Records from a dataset
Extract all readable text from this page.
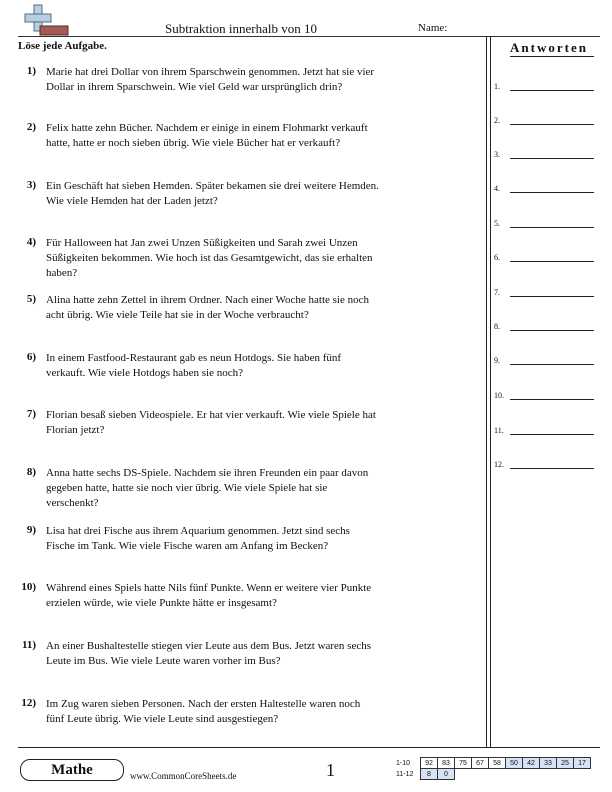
Subtraktion innerhalb von 10	Name:
Löse jede Aufgabe.
1) Marie hat drei Dollar von ihrem Sparschwein genommen. Jetzt hat sie vier Dollar in ihrem Sparschwein. Wie viel Geld war ursprünglich drin?
2) Felix hatte zehn Bücher. Nachdem er einige in einem Flohmarkt verkauft hatte, hatte er noch sieben übrig. Wie viele Bücher hat er verkauft?
3) Ein Geschäft hat sieben Hemden. Später bekamen sie drei weitere Hemden. Wie viele Hemden hat der Laden jetzt?
4) Für Halloween hat Jan zwei Unzen Süßigkeiten und Sarah zwei Unzen Süßigkeiten bekommen. Wie hoch ist das Gesamtgewicht, das sie erhalten haben?
5) Alina hatte zehn Zettel in ihrem Ordner. Nach einer Woche hatte sie noch acht übrig. Wie viele Teile hat sie in der Woche verbraucht?
6) In einem Fastfood-Restaurant gab es neun Hotdogs. Sie haben fünf verkauft. Wie viele Hotdogs haben sie noch?
7) Florian besaß sieben Videospiele. Er hat vier verkauft. Wie viele Spiele hat Florian jetzt?
8) Anna hatte sechs DS-Spiele. Nachdem sie ihren Freunden ein paar davon gegeben hatte, hatte sie noch vier übrig. Wie viele Spiele hat sie verschenkt?
9) Lisa hat drei Fische aus ihrem Aquarium genommen. Jetzt sind sechs Fische im Tank. Wie viele Fische waren am Anfang im Becken?
10) Während eines Spiels hatte Nils fünf Punkte. Wenn er weitere vier Punkte erzielen würde, wie viele Punkte hätte er insgesamt?
11) An einer Bushaltestelle stiegen vier Leute aus dem Bus. Jetzt waren sechs Leute im Bus. Wie viele Leute waren vorher im Bus?
12) Im Zug waren sieben Personen. Nach der ersten Haltestelle waren noch fünf Leute übrig. Wie viele Leute sind ausgestiegen?
Antworten
1.
2.
3.
4.
5.
6.
7.
8.
9.
10.
11.
12.
Mathe	www.CommonCoreSheets.de	1	1-10	92	83	75	67	58	50	42	33	25	17
11-12	8	0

YOUR ASSIGNMENT
Figure out the number of lines above in which the string "drei" appears. Only the number should be given.

WRITTEN ANSWER
3